(Dataset entries)
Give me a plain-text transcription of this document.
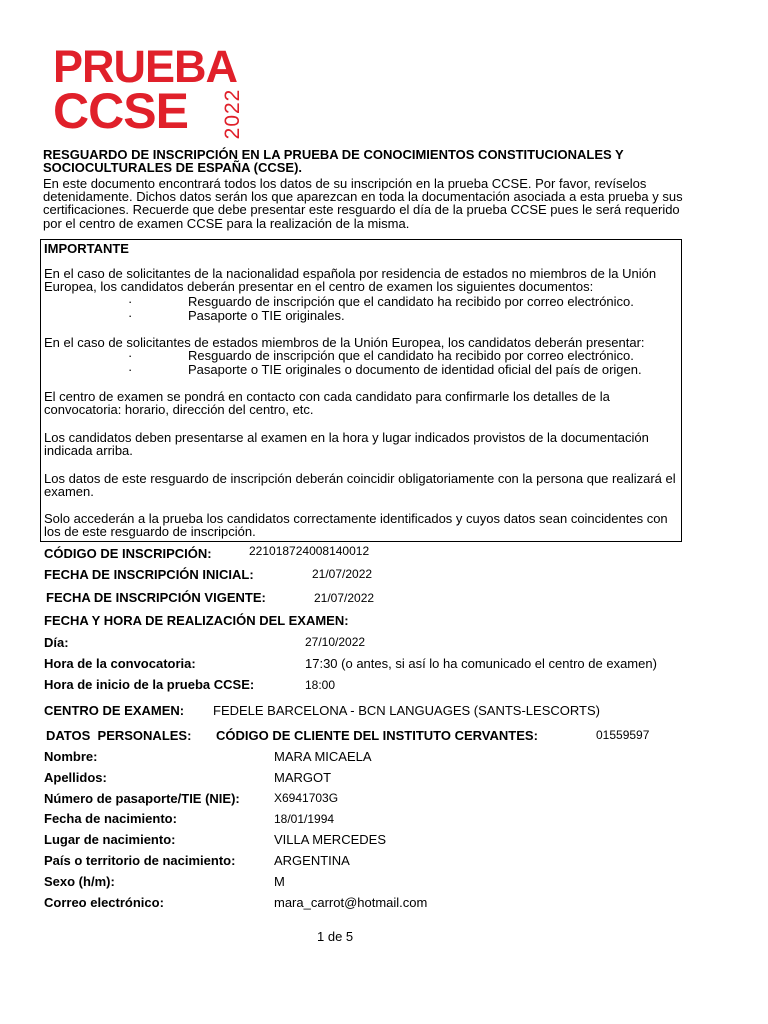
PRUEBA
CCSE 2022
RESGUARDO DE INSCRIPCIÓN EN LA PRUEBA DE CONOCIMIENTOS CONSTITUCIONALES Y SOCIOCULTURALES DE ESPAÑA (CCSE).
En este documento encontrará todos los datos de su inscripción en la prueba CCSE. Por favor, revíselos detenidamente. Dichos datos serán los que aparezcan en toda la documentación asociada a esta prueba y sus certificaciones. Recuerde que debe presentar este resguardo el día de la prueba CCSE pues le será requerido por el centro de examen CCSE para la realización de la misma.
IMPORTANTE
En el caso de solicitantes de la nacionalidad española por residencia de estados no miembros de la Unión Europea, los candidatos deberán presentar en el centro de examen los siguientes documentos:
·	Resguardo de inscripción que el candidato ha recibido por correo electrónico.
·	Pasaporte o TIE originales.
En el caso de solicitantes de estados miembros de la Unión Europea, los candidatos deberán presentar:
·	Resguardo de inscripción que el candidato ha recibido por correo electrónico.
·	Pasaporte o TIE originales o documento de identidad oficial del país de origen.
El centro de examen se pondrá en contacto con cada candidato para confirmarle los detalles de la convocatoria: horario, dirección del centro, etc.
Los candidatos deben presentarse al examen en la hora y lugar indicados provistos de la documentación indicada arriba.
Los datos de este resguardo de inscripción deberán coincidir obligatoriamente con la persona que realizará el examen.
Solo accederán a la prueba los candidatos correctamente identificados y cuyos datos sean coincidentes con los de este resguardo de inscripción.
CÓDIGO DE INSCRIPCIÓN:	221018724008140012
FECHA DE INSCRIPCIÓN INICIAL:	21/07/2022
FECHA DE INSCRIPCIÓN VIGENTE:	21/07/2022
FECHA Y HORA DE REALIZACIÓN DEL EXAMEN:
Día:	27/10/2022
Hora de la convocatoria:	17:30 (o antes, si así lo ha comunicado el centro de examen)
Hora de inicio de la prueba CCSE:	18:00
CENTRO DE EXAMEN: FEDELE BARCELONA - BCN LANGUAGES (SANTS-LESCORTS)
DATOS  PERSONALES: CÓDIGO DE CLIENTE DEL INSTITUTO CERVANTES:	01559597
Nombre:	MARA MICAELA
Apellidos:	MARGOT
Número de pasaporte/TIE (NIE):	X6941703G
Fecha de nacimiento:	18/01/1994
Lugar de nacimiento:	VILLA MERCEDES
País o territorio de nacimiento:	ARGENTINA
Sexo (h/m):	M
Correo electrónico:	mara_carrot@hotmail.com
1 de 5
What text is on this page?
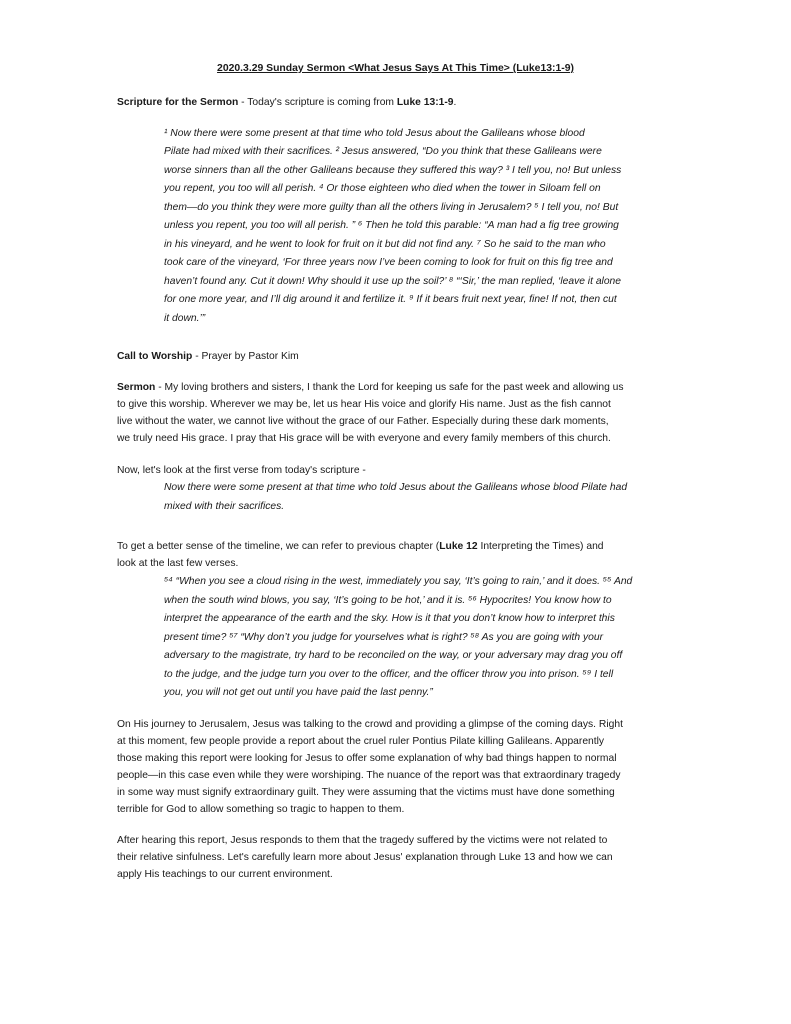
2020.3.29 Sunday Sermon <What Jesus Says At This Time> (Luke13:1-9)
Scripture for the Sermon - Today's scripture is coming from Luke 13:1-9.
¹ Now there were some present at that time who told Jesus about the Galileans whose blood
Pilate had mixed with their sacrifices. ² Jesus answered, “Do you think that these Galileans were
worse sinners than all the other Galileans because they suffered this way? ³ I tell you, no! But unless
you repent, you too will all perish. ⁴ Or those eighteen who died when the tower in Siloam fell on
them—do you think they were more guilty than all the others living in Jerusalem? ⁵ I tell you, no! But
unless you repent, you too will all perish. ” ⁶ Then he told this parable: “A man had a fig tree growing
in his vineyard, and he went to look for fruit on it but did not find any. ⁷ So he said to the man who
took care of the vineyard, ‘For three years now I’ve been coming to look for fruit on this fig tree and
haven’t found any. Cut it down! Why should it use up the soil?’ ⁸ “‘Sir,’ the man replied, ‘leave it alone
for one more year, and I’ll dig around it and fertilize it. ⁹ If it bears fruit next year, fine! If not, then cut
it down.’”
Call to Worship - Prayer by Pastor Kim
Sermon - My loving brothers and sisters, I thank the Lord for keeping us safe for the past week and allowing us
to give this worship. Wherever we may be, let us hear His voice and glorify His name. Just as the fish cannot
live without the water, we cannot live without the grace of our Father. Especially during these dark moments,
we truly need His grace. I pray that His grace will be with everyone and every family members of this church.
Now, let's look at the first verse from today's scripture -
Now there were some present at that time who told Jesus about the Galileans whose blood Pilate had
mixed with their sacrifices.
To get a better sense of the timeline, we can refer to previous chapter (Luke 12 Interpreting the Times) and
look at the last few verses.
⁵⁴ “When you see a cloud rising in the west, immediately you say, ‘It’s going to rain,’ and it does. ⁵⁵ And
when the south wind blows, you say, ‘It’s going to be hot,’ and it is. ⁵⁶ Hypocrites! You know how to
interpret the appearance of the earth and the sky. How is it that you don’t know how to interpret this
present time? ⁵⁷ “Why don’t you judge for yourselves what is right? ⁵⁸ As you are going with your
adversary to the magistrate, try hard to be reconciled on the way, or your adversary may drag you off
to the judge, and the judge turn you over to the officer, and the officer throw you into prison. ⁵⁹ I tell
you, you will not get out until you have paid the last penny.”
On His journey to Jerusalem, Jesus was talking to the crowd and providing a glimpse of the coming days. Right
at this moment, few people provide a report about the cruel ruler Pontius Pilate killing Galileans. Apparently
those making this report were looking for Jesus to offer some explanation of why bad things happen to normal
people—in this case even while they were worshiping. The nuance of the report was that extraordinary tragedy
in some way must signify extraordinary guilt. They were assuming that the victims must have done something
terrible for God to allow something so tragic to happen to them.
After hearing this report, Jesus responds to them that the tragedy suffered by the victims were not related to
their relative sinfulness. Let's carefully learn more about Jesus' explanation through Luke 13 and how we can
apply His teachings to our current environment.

YOUR GOAL |
Search the data above for the string "convocatoria" and copy each line that has it.

RESPONSE |
El centro de examen se pondrá en contacto con cada candidato para confirmarle los detalles de la convocatoria: horario, dirección del centro, etc.
Hora de la convocatoria:	17:30 (o antes, si así lo ha comunicado el centro de examen)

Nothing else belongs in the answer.